● **What is asked**
Write out the rows exactly as they appear, from the first row down through the row that contains "toc-left-column bbox=[305, 61, 425, 581]", with both of those rows included.

● **Material shown**
################
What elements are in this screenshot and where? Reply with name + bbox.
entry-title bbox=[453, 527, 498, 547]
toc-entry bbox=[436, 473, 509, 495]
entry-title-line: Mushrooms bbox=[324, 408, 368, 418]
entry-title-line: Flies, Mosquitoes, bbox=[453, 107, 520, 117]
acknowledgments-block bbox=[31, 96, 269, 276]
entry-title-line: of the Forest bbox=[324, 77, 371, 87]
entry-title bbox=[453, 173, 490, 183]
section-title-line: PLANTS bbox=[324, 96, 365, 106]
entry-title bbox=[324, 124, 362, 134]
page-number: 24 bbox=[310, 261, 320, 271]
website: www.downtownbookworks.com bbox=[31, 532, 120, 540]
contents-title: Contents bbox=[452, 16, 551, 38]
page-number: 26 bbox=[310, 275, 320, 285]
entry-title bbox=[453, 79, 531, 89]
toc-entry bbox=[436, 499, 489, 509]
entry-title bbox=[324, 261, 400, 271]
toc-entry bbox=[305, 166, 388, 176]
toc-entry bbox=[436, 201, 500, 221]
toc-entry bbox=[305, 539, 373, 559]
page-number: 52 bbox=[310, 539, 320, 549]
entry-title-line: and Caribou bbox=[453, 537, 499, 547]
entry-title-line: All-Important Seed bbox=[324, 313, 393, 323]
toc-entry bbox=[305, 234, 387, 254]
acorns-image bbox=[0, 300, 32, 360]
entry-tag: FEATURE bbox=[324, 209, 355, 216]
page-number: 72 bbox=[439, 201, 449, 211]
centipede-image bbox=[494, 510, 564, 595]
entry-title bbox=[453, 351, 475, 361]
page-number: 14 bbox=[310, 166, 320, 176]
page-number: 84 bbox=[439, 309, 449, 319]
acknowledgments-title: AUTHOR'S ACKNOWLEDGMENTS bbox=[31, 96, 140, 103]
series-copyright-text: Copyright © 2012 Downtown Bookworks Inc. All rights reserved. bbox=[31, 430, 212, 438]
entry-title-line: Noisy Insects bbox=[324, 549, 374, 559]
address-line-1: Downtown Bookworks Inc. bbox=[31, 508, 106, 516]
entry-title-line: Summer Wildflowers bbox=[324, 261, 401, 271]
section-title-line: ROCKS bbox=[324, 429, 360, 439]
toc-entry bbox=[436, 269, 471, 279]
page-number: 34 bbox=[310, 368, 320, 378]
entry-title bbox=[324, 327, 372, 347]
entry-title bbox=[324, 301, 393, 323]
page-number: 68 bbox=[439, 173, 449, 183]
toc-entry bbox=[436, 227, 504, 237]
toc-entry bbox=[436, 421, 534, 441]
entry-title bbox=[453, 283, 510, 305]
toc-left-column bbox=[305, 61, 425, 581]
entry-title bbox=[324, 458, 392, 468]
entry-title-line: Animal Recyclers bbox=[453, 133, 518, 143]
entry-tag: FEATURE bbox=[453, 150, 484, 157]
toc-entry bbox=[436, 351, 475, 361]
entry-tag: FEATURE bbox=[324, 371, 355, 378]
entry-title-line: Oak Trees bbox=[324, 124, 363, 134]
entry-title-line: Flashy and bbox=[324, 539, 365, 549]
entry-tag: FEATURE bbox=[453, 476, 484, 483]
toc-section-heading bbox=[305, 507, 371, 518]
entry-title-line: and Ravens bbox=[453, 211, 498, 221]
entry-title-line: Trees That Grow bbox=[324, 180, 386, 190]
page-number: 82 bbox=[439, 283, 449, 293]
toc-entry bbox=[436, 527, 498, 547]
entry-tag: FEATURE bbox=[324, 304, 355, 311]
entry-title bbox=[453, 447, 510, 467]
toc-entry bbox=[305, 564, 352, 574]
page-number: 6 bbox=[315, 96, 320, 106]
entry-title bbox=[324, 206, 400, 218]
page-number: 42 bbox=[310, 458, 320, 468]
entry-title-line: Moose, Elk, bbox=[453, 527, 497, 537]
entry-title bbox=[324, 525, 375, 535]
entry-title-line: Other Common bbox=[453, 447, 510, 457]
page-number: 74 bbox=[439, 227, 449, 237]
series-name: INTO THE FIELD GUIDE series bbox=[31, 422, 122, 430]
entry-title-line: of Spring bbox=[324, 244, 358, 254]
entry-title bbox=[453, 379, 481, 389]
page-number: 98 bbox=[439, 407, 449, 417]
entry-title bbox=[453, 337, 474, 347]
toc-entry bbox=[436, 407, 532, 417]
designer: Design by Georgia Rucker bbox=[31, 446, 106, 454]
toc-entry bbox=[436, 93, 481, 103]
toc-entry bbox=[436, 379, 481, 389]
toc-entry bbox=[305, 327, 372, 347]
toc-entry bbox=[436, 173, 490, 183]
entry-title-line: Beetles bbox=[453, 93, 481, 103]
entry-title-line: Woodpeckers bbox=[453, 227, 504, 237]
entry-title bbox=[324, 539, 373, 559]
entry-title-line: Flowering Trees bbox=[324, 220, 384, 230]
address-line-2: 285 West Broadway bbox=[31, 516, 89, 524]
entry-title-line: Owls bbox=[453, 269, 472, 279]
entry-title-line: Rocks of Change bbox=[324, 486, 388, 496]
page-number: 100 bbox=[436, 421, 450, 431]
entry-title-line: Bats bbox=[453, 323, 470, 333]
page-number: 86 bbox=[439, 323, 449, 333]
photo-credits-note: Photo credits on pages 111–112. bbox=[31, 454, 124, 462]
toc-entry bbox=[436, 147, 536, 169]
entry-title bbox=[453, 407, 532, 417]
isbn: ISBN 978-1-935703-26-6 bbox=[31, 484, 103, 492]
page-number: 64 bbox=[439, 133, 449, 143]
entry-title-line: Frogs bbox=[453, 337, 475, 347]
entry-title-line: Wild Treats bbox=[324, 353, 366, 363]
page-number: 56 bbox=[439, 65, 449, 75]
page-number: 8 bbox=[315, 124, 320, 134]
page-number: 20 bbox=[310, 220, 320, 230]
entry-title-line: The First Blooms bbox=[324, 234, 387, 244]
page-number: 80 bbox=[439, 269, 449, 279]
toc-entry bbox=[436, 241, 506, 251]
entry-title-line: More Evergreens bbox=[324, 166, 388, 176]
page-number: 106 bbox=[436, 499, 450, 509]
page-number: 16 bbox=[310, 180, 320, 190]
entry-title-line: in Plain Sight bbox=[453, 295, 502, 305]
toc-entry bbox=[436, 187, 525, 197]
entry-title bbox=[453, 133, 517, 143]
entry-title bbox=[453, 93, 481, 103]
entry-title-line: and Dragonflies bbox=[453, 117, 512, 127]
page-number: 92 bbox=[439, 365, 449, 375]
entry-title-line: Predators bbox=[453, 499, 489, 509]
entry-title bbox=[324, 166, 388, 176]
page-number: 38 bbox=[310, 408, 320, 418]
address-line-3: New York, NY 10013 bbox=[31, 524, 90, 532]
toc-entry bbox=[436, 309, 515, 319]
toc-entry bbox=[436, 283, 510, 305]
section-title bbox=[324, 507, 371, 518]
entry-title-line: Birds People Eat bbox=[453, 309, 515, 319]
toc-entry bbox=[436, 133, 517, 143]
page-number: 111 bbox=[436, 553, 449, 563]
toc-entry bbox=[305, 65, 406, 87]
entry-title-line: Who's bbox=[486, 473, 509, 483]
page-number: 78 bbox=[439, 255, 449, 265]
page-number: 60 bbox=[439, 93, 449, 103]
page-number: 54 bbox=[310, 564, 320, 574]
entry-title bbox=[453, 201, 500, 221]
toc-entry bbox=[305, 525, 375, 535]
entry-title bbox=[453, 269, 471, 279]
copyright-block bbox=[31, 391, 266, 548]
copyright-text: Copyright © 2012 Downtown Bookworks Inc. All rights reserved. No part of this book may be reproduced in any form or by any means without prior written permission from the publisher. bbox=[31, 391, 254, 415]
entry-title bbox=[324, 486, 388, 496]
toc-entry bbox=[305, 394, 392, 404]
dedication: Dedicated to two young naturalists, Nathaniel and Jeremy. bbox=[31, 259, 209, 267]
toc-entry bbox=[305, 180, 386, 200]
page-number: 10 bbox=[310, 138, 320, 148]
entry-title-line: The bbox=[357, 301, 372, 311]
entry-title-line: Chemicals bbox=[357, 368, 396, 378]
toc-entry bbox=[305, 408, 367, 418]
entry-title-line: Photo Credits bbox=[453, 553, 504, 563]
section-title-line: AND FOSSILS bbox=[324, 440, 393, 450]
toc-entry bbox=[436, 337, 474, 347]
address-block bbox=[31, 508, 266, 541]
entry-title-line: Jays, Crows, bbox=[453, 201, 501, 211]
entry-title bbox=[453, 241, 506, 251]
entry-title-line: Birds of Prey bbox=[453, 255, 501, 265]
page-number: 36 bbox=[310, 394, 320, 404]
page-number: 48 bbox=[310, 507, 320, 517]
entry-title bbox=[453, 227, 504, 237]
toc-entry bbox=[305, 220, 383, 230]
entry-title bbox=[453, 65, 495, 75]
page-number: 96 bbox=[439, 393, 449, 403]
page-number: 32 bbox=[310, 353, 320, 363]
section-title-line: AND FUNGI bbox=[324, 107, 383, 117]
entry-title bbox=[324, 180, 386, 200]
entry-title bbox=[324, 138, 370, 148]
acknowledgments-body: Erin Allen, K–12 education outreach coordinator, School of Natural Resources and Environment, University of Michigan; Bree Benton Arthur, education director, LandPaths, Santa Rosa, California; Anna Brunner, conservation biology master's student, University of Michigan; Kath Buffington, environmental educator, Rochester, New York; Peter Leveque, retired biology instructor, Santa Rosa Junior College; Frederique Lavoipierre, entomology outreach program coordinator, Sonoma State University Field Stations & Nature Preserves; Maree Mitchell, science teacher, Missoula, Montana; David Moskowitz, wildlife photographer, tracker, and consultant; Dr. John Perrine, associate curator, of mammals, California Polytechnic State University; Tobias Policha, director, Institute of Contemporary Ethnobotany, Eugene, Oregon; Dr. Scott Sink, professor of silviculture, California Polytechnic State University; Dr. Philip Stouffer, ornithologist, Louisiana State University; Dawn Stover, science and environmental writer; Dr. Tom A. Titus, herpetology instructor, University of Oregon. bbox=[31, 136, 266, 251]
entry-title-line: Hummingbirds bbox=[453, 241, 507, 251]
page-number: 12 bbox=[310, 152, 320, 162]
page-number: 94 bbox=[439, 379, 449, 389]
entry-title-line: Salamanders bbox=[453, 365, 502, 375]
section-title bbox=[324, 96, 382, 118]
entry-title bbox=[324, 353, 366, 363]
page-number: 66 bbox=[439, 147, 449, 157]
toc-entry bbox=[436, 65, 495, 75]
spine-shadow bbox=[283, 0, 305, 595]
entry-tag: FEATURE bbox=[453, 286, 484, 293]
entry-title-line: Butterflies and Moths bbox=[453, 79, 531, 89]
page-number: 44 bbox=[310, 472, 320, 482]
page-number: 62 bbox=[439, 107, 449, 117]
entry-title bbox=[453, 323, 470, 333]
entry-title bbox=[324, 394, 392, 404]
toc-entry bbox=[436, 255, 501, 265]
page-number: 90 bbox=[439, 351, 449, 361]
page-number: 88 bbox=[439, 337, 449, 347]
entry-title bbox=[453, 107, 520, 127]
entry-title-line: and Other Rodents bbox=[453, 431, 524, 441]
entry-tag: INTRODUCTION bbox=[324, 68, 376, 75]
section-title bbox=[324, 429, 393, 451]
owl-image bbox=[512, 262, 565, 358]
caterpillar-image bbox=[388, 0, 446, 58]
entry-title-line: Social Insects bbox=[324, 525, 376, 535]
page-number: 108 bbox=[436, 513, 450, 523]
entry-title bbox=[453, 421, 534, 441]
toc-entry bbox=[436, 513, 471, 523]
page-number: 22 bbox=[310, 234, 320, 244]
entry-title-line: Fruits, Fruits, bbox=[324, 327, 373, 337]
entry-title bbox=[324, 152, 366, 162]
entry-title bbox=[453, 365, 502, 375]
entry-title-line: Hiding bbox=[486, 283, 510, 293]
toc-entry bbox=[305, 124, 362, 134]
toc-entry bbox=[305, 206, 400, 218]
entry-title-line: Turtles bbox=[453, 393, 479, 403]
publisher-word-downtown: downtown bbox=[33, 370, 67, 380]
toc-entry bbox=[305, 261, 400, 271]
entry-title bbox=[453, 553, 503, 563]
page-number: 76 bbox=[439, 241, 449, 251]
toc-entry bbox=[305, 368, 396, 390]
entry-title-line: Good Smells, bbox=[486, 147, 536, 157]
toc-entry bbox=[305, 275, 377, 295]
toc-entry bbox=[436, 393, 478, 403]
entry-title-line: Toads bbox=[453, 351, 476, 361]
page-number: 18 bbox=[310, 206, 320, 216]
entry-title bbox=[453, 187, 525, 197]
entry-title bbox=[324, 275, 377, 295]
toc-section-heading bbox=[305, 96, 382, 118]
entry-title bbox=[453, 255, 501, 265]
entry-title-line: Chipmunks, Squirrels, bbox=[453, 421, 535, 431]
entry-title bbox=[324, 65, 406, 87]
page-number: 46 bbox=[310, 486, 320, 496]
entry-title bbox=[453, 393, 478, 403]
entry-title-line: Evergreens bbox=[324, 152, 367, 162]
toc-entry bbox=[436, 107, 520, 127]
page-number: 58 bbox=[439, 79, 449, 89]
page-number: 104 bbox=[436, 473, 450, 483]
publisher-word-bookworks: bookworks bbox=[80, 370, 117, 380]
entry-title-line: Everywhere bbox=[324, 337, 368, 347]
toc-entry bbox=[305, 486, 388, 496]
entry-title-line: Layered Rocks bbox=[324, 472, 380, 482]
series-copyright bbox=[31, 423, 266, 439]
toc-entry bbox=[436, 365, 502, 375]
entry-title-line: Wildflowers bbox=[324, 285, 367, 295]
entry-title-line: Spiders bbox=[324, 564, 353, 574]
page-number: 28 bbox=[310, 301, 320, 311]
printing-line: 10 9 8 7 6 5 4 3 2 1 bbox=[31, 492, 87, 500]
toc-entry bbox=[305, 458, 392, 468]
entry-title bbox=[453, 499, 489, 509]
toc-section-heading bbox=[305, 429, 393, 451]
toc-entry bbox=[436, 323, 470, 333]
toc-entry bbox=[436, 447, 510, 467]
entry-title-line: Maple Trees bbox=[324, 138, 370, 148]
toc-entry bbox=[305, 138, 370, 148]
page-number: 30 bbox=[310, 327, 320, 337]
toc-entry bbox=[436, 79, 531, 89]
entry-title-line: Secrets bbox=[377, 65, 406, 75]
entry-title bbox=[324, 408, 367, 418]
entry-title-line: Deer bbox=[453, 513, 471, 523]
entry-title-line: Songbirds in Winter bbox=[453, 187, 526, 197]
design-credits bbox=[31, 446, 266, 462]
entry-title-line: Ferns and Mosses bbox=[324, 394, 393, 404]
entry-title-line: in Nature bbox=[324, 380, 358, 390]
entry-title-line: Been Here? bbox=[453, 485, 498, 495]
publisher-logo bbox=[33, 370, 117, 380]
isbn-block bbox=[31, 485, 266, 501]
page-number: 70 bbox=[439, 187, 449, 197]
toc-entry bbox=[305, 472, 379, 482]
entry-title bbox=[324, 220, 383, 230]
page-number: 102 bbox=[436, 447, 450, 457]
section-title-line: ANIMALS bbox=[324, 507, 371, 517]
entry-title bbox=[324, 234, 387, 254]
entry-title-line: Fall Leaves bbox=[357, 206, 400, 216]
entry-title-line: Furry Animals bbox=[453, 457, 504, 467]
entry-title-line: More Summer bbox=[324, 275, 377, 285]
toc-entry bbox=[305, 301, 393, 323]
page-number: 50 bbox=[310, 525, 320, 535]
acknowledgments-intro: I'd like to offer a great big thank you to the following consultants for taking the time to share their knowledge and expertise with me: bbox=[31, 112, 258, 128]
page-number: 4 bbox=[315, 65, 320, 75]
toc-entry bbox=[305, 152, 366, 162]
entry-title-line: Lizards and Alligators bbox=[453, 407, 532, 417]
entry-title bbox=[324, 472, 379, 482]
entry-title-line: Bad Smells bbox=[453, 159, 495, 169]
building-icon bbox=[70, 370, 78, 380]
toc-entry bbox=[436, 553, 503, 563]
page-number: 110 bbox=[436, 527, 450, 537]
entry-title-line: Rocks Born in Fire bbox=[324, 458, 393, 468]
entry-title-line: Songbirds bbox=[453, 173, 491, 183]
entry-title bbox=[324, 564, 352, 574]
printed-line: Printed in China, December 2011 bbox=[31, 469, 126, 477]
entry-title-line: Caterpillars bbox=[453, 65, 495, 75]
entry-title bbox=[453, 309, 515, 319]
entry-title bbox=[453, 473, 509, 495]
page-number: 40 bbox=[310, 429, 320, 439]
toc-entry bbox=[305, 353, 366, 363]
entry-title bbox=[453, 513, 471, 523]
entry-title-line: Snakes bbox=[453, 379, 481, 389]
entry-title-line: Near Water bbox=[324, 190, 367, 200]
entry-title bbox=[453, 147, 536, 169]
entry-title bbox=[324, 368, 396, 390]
################
● **Solution for this task**
What elements are in this screenshot and where? Reply with name + bbox.
entry-title bbox=[453, 527, 498, 547]
toc-entry bbox=[436, 473, 509, 495]
entry-title-line: Mushrooms bbox=[324, 408, 368, 418]
entry-title-line: Flies, Mosquitoes, bbox=[453, 107, 520, 117]
acknowledgments-block bbox=[31, 96, 269, 276]
entry-title-line: of the Forest bbox=[324, 77, 371, 87]
entry-title bbox=[453, 173, 490, 183]
section-title-line: PLANTS bbox=[324, 96, 365, 106]
entry-title bbox=[324, 124, 362, 134]
page-number: 24 bbox=[310, 261, 320, 271]
website: www.downtownbookworks.com bbox=[31, 532, 120, 540]
contents-title: Contents bbox=[452, 16, 551, 38]
page-number: 26 bbox=[310, 275, 320, 285]
entry-title bbox=[453, 79, 531, 89]
toc-entry bbox=[436, 499, 489, 509]
entry-title bbox=[324, 261, 400, 271]
toc-entry bbox=[305, 166, 388, 176]
toc-entry bbox=[436, 201, 500, 221]
toc-entry bbox=[305, 539, 373, 559]
page-number: 52 bbox=[310, 539, 320, 549]
entry-title-line: and Caribou bbox=[453, 537, 499, 547]
entry-title-line: All-Important Seed bbox=[324, 313, 393, 323]
toc-entry bbox=[305, 234, 387, 254]
acorns-image bbox=[0, 300, 32, 360]
entry-tag: FEATURE bbox=[324, 209, 355, 216]
page-number: 72 bbox=[439, 201, 449, 211]
centipede-image bbox=[494, 510, 564, 595]
entry-title bbox=[453, 351, 475, 361]
page-number: 14 bbox=[310, 166, 320, 176]
page-number: 84 bbox=[439, 309, 449, 319]
acknowledgments-title: AUTHOR'S ACKNOWLEDGMENTS bbox=[31, 96, 140, 103]
series-copyright-text: Copyright © 2012 Downtown Bookworks Inc. All rights reserved. bbox=[31, 430, 212, 438]
entry-title-line: Noisy Insects bbox=[324, 549, 374, 559]
address-line-1: Downtown Bookworks Inc. bbox=[31, 508, 106, 516]
entry-title-line: Summer Wildflowers bbox=[324, 261, 401, 271]
section-title-line: ROCKS bbox=[324, 429, 360, 439]
toc-entry bbox=[436, 269, 471, 279]
page-number: 34 bbox=[310, 368, 320, 378]
entry-title bbox=[324, 327, 372, 347]
entry-title bbox=[324, 301, 393, 323]
page-number: 68 bbox=[439, 173, 449, 183]
toc-entry bbox=[436, 227, 504, 237]
toc-entry bbox=[436, 421, 534, 441]
entry-title bbox=[453, 283, 510, 305]
toc-left-column bbox=[305, 61, 425, 581]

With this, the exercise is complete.